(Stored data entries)
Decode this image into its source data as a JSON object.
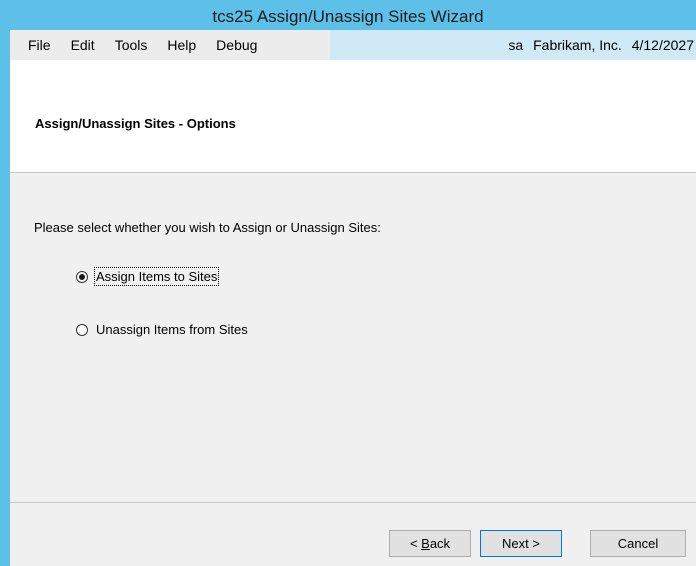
{
  "window": {
    "title": "tcs25 Assign/Unassign Sites Wizard"
  },
  "menubar": {
    "items": [
      "File",
      "Edit",
      "Tools",
      "Help",
      "Debug"
    ]
  },
  "status": {
    "user": "sa",
    "company": "Fabrikam, Inc.",
    "date": "4/12/2027"
  },
  "header": {
    "title": "Assign/Unassign Sites - Options"
  },
  "form": {
    "prompt": "Please select whether you wish to Assign or Unassign Sites:",
    "options": [
      {
        "label": "Assign Items to Sites",
        "selected": true
      },
      {
        "label": "Unassign Items from Sites",
        "selected": false
      }
    ]
  },
  "buttons": {
    "back_prefix": "< ",
    "back_accel": "B",
    "back_rest": "ack",
    "next": "Next >",
    "cancel": "Cancel"
  },
  "colors": {
    "titlebar": "#5cc0e8",
    "status_strip": "#cfe9f6",
    "content_bg": "#f0f0f0"
  }
}
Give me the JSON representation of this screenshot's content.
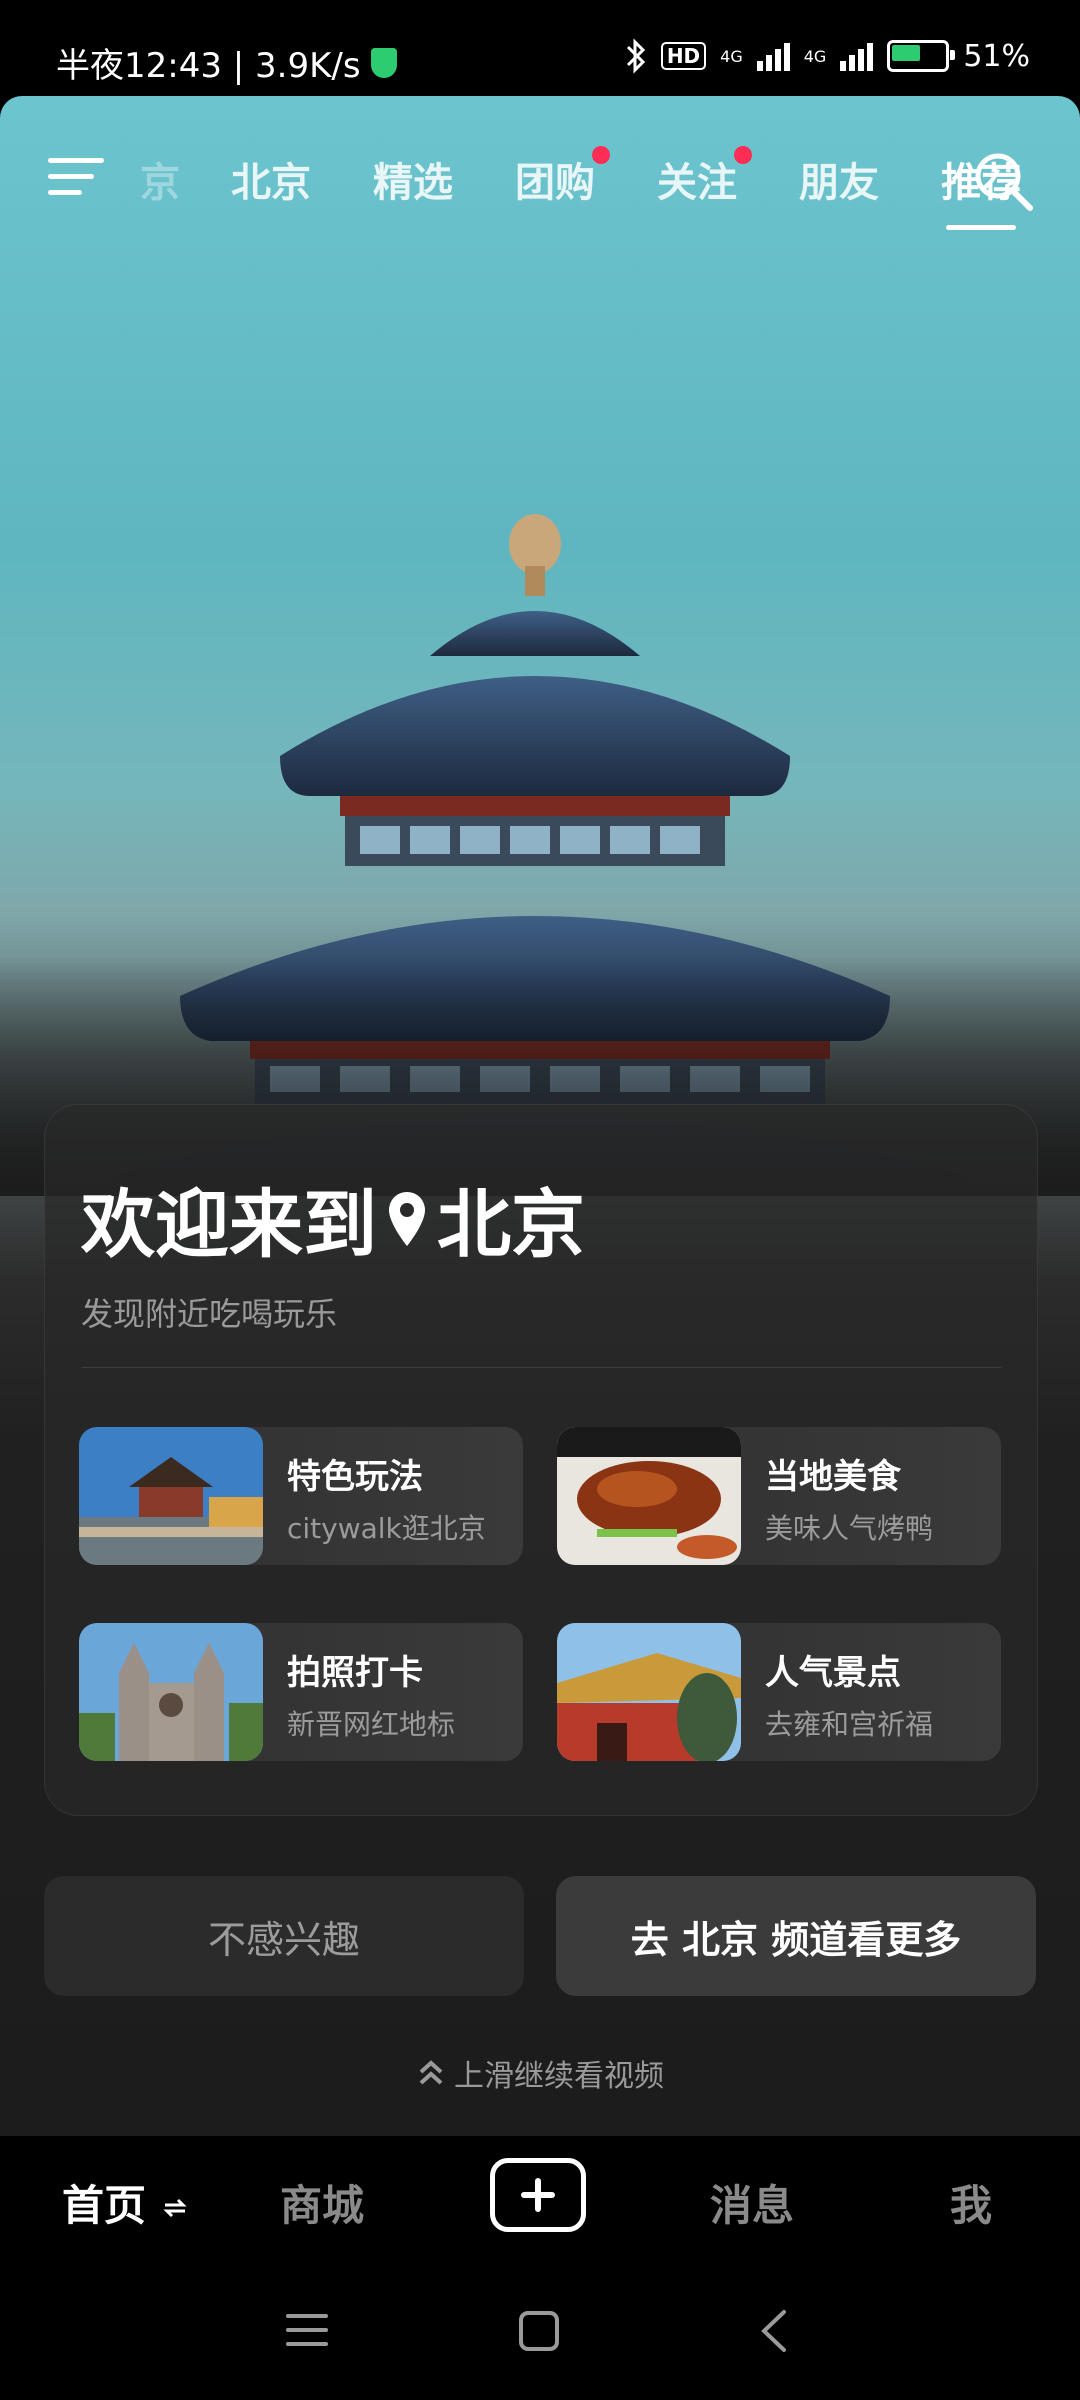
{
  "status_bar": {
    "time": "半夜12:43 | 3.9K/s",
    "network": "4G",
    "hd": "HD",
    "battery": "51%"
  },
  "top_nav": {
    "faded_tab": "京",
    "tabs": [
      {
        "label": "北京",
        "dot": false
      },
      {
        "label": "精选",
        "dot": false
      },
      {
        "label": "团购",
        "dot": true
      },
      {
        "label": "关注",
        "dot": true
      },
      {
        "label": "朋友",
        "dot": false
      },
      {
        "label": "推荐",
        "dot": false,
        "active": true
      }
    ]
  },
  "welcome": {
    "title_prefix": "欢迎来到",
    "city": "北京",
    "subtitle": "发现附近吃喝玩乐",
    "features": [
      {
        "title": "特色玩法",
        "subtitle": "citywalk逛北京",
        "icon": "corner-tower-photo"
      },
      {
        "title": "当地美食",
        "subtitle": "美味人气烤鸭",
        "icon": "roast-duck-photo"
      },
      {
        "title": "拍照打卡",
        "subtitle": "新晋网红地标",
        "icon": "church-photo"
      },
      {
        "title": "人气景点",
        "subtitle": "去雍和宫祈福",
        "icon": "temple-photo"
      }
    ]
  },
  "actions": {
    "not_interested": "不感兴趣",
    "go_channel": "去 北京 频道看更多",
    "swipe_hint": "上滑继续看视频"
  },
  "bottom_nav": {
    "home": "首页",
    "mall": "商城",
    "messages": "消息",
    "me": "我"
  },
  "colors": {
    "accent_dot": "#ff2d55",
    "sky": "#6cc4cf",
    "background": "#1c1c1c"
  }
}
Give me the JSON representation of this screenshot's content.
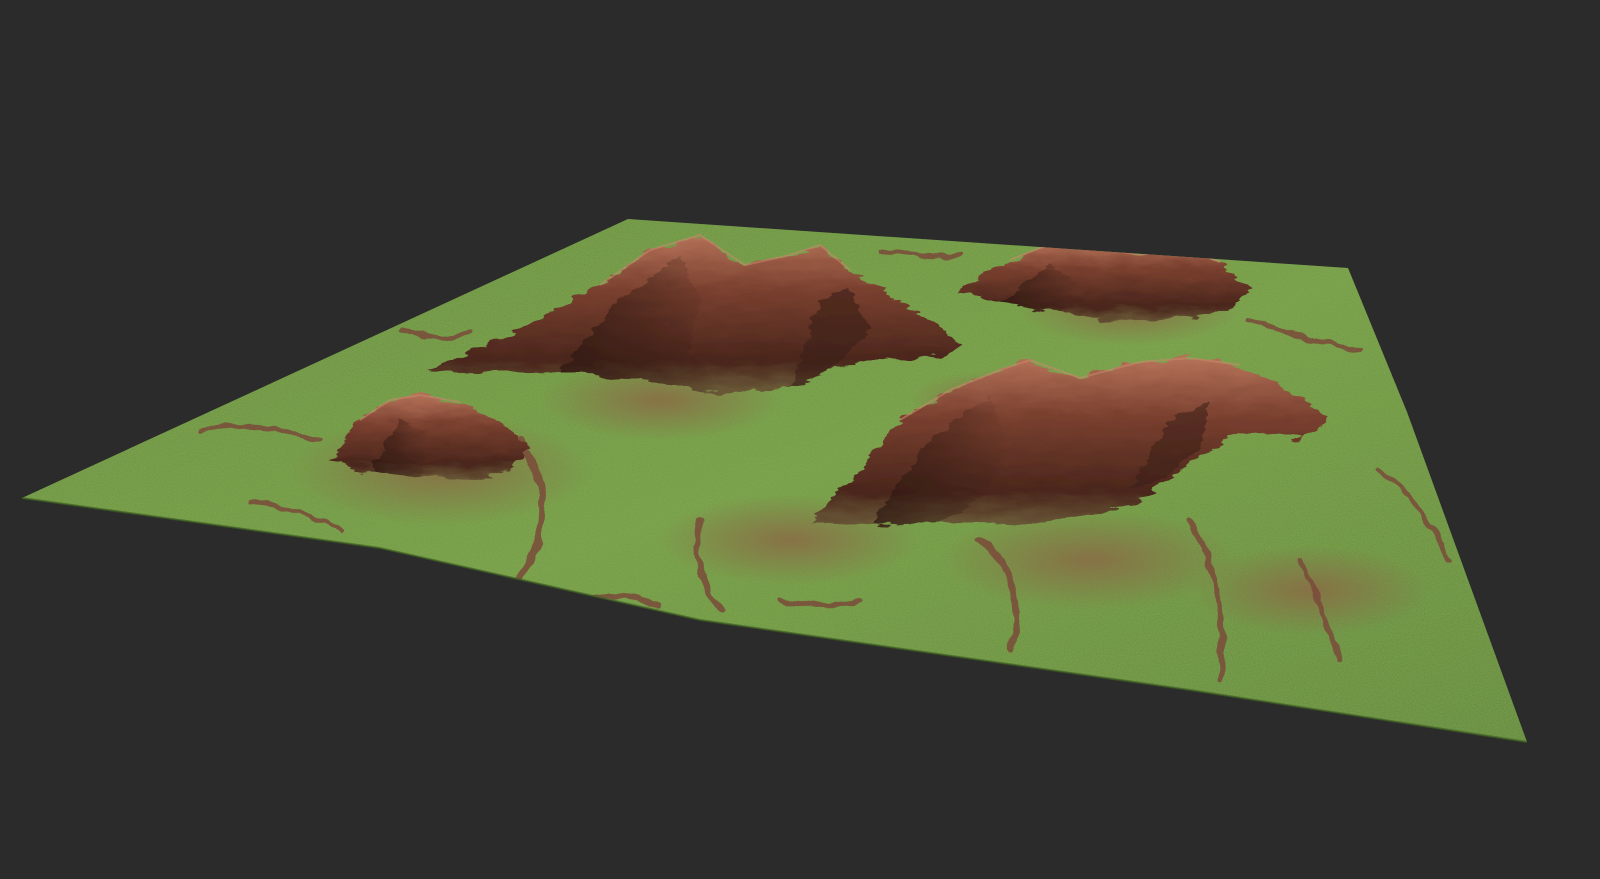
{
  "scene": {
    "background_color": "#2b2b2b",
    "subject": "terrain-mesh",
    "palette": {
      "grass_dark": "#4f7a2c",
      "grass_mid": "#6b9a3a",
      "grass_light": "#8fb04a",
      "rock_dark": "#3a1f18",
      "rock_mid": "#6e3a2a",
      "rock_light": "#b0705a",
      "dirt": "#8a6a45",
      "stream": "#7a4a3a"
    }
  }
}
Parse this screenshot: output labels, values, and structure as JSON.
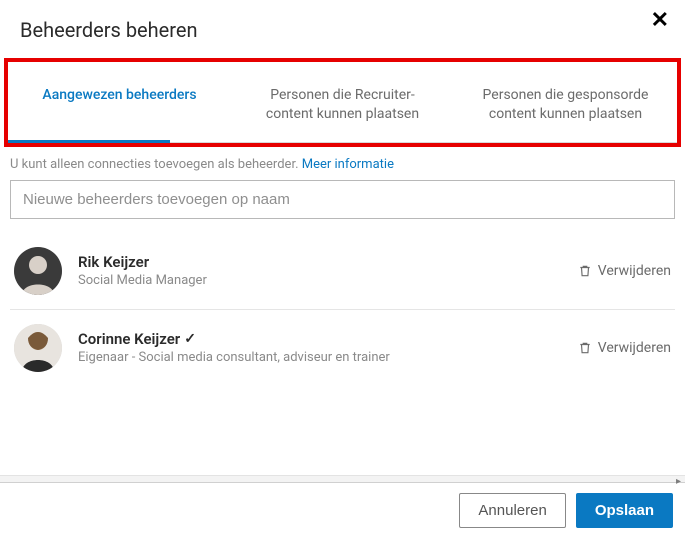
{
  "header": {
    "title": "Beheerders beheren",
    "close_symbol": "✕"
  },
  "tabs": [
    {
      "label": "Aangewezen beheerders",
      "active": true
    },
    {
      "label_line1": "Personen die Recruiter-",
      "label_line2": "content kunnen plaatsen",
      "active": false
    },
    {
      "label_line1": "Personen die gesponsorde",
      "label_line2": "content kunnen plaatsen",
      "active": false
    }
  ],
  "helper": {
    "text": "U kunt alleen connecties toevoegen als beheerder. ",
    "link_text": "Meer informatie"
  },
  "search": {
    "placeholder": "Nieuwe beheerders toevoegen op naam"
  },
  "remove_label": "Verwijderen",
  "admins": [
    {
      "name": "Rik Keijzer",
      "title": "Social Media Manager",
      "verified": false
    },
    {
      "name": "Corinne Keijzer",
      "title": "Eigenaar - Social media consultant, adviseur en trainer",
      "verified": true
    }
  ],
  "footer": {
    "cancel": "Annuleren",
    "save": "Opslaan"
  }
}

> Requirement
Give every record again exactly, apart from the pictures, which stay out.

> Task answer
Decode this image into its source data as a JSON object.
{
  "window": {
    "title": "tcs25 Assign/Unassign Sites Wizard"
  },
  "menubar": {
    "items": [
      "File",
      "Edit",
      "Tools",
      "Help",
      "Debug"
    ]
  },
  "status": {
    "user": "sa",
    "company": "Fabrikam, Inc.",
    "date": "4/12/2027"
  },
  "header": {
    "title": "Assign/Unassign Sites - Options"
  },
  "form": {
    "prompt": "Please select whether you wish to Assign or Unassign Sites:",
    "options": [
      {
        "label": "Assign Items to Sites",
        "selected": true
      },
      {
        "label": "Unassign Items from Sites",
        "selected": false
      }
    ]
  },
  "buttons": {
    "back_prefix": "< ",
    "back_accel": "B",
    "back_rest": "ack",
    "next": "Next >",
    "cancel": "Cancel"
  },
  "colors": {
    "titlebar": "#5cc0e8",
    "status_strip": "#cfe9f6",
    "content_bg": "#f0f0f0"
  }
}
Give me the JSON representation of this screenshot's content.
{
  "status_bar": {
    "time": "半夜12:43 | 3.9K/s",
    "network": "4G",
    "hd": "HD",
    "battery": "51%"
  },
  "top_nav": {
    "faded_tab": "京",
    "tabs": [
      {
        "label": "北京",
        "dot": false
      },
      {
        "label": "精选",
        "dot": false
      },
      {
        "label": "团购",
        "dot": true
      },
      {
        "label": "关注",
        "dot": true
      },
      {
        "label": "朋友",
        "dot": false
      },
      {
        "label": "推荐",
        "dot": false,
        "active": true
      }
    ]
  },
  "welcome": {
    "title_prefix": "欢迎来到",
    "city": "北京",
    "subtitle": "发现附近吃喝玩乐",
    "features": [
      {
        "title": "特色玩法",
        "subtitle": "citywalk逛北京",
        "icon": "corner-tower-photo"
      },
      {
        "title": "当地美食",
        "subtitle": "美味人气烤鸭",
        "icon": "roast-duck-photo"
      },
      {
        "title": "拍照打卡",
        "subtitle": "新晋网红地标",
        "icon": "church-photo"
      },
      {
        "title": "人气景点",
        "subtitle": "去雍和宫祈福",
        "icon": "temple-photo"
      }
    ]
  },
  "actions": {
    "not_interested": "不感兴趣",
    "go_channel": "去 北京 频道看更多",
    "swipe_hint": "上滑继续看视频"
  },
  "bottom_nav": {
    "home": "首页",
    "mall": "商城",
    "messages": "消息",
    "me": "我"
  },
  "colors": {
    "accent_dot": "#ff2d55",
    "sky": "#6cc4cf",
    "background": "#1c1c1c"
  }
}
Give me the JSON representation of this screenshot's content.
{
  "scene": {
    "background_color": "#2b2b2b",
    "subject": "terrain-mesh",
    "palette": {
      "grass_dark": "#4f7a2c",
      "grass_mid": "#6b9a3a",
      "grass_light": "#8fb04a",
      "rock_dark": "#3a1f18",
      "rock_mid": "#6e3a2a",
      "rock_light": "#b0705a",
      "dirt": "#8a6a45",
      "stream": "#7a4a3a"
    }
  }
}
Parse this screenshot: output labels, values, and structure as JSON.
{
  "header": {
    "title": "Beheerders beheren",
    "close_symbol": "✕"
  },
  "tabs": [
    {
      "label": "Aangewezen beheerders",
      "active": true
    },
    {
      "label_line1": "Personen die Recruiter-",
      "label_line2": "content kunnen plaatsen",
      "active": false
    },
    {
      "label_line1": "Personen die gesponsorde",
      "label_line2": "content kunnen plaatsen",
      "active": false
    }
  ],
  "helper": {
    "text": "U kunt alleen connecties toevoegen als beheerder. ",
    "link_text": "Meer informatie"
  },
  "search": {
    "placeholder": "Nieuwe beheerders toevoegen op naam"
  },
  "remove_label": "Verwijderen",
  "admins": [
    {
      "name": "Rik Keijzer",
      "title": "Social Media Manager",
      "verified": false
    },
    {
      "name": "Corinne Keijzer",
      "title": "Eigenaar - Social media consultant, adviseur en trainer",
      "verified": true
    }
  ],
  "footer": {
    "cancel": "Annuleren",
    "save": "Opslaan"
  }
}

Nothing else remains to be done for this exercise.